──────── Given passage
The Risks of Rocks on Mountain Highways

A boulder teeters over a sharp curve on Highway 18.

Big Bear City, August 23, 2014 - As beautiful as these mountains are, living so close to nature means being more vulnerable to its hazards. One of those hazards is rock slides. Local highways that wind between Big Bear and the San Bernardino Valley are tightly squeezed against towering hills in spots, and those hills are stacked with loose decomposed granite and teetering boulders that are easily unsettled by earthquakes or rainstorms.

Wildfires also contribute to instability by making the land more prone to erosion. In 1970, the Bear Fire set into motion slides that killed one person, and in 2004, after the Old Fire of 2003, a nine-year-old boy was fatally injured by a 18-inch rock that came through a vehicle window on Highway 330.

Falling rocks along State Routes 18, 330 and 38 have been known to severely damage cars, as well. One consistent trouble spot is the part of highway 18 between Bear Valley dam and Lakeview Point to the west, an area known as Arctic Circle. The five-mile segment has six avalanche zones.

Caltrans has to regularly sweep fallen rocks from Highway 18 west of Big Bear.

A Maintenance Superintendent at Caltrans, the state agency responsible for highway planning, construction, and maintenance, says their crews make regular sweeps of the road when there is a known or suspected rock fall–especially during and shortly after storms, which further unsettle the ground. Besides those regular patrols, a Traffic Management Center operates 24/7 to quickly respond to urgent motorist advisories. (Caltrans emphasizes the importance of the public giving their vehicles space to clear the road. The grader and snow-blowers have a 29-foot turning radius. And drivers of larger equipment like dump trucks and big plows, can’t even see passenger vehicles, so it’s best to stay 200 feet behind them.)
────────────────
──────── Data under study
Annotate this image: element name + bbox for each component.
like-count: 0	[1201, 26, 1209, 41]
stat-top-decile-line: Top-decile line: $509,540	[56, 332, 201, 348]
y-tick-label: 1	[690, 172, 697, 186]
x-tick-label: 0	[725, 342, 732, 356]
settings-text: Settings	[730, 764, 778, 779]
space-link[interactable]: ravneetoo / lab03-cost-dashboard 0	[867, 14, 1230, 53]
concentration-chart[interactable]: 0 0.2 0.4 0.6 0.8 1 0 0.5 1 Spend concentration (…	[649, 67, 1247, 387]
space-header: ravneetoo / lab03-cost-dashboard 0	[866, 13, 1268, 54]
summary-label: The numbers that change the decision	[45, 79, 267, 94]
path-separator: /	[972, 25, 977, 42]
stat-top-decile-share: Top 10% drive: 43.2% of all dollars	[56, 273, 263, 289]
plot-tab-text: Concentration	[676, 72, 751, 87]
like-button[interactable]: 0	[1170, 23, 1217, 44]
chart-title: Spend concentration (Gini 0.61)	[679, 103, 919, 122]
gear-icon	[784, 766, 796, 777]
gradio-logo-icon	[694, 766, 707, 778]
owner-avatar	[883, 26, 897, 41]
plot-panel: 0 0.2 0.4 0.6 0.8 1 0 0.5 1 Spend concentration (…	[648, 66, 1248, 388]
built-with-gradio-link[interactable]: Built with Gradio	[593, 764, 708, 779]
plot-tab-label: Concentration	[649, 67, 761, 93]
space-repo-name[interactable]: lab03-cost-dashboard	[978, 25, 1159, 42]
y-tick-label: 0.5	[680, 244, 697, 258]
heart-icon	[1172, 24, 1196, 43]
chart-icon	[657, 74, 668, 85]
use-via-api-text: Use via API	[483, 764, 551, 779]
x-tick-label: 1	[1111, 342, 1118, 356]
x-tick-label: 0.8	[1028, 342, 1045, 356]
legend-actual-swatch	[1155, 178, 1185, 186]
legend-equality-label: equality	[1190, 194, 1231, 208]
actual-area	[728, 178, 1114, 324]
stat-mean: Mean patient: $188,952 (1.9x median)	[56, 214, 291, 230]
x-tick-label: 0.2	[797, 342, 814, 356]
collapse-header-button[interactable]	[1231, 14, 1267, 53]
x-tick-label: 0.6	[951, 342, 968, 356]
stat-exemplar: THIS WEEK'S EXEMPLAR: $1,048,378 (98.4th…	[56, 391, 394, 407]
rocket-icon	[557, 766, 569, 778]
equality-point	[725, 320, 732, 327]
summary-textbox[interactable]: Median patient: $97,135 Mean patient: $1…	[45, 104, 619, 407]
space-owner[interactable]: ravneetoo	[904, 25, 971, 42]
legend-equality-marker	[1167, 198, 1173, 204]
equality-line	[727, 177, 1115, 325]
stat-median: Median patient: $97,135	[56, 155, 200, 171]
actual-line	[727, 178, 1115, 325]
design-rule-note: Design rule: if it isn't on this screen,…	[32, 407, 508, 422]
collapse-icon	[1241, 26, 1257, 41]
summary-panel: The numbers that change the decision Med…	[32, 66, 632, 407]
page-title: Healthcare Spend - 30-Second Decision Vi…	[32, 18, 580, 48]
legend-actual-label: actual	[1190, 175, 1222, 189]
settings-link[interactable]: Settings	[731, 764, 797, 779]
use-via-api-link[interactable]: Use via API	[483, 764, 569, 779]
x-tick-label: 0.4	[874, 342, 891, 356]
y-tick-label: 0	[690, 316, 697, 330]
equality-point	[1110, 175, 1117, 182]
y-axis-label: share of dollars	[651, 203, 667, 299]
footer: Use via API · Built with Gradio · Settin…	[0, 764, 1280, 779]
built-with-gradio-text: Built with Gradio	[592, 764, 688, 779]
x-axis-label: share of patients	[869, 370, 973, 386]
────────────────
> **List of tasks**
**a.** Answer these questions from the article on rock hazards along mountain highways:
(i) In what year did the Bear Fire set slides in motion that killed one person?
(ii) How many avalanche zones lie within the five-mile segment known as Arctic Circle?
(iii) How far behind dump trucks and big plows does the article advise drivers to stay?
**b.** Carry on the article about rock hazards on mountain highways, beginning after its final sentence.
These records were taken from a separate source.

> **Results**
**a.**
(i) 1970
(ii) Six
(iii) 200 feet

**b.**
So why is there a proactive response system in place there, but no preventative measures? In other parts of the San Bernardino Mountains, for example, there are barrier walls and steel netting on slopes adjacent to the road. One reason is expense of rock fall protection systems. Caltrans says the slope drape and attenuator installed on 330 cost approximately $300,000. On Highway 18 closer to Crestline, each small slope drape and debris flow barrier cost an estimated $100,000 at today’s cost. The large rock fall barrier in The Narrows would cost about $250,000 to install today.

According to Forest Service spokesman John Miller, the height of the slopes closer to Big Bear Lake are prohibitive. The installations were possible at lower elevations of 330 and 18 because the distances between the road and the top of the slopes are much smaller. Over the years, the Forest Service and Caltrans have discussed the possibility of buttressing the slopes through Arctic Circle, but they decided it’s not feasible to build a structure that large. Miller added, however, “If the state proposed something as a public safety issue, we’d support them and work hand in hand.”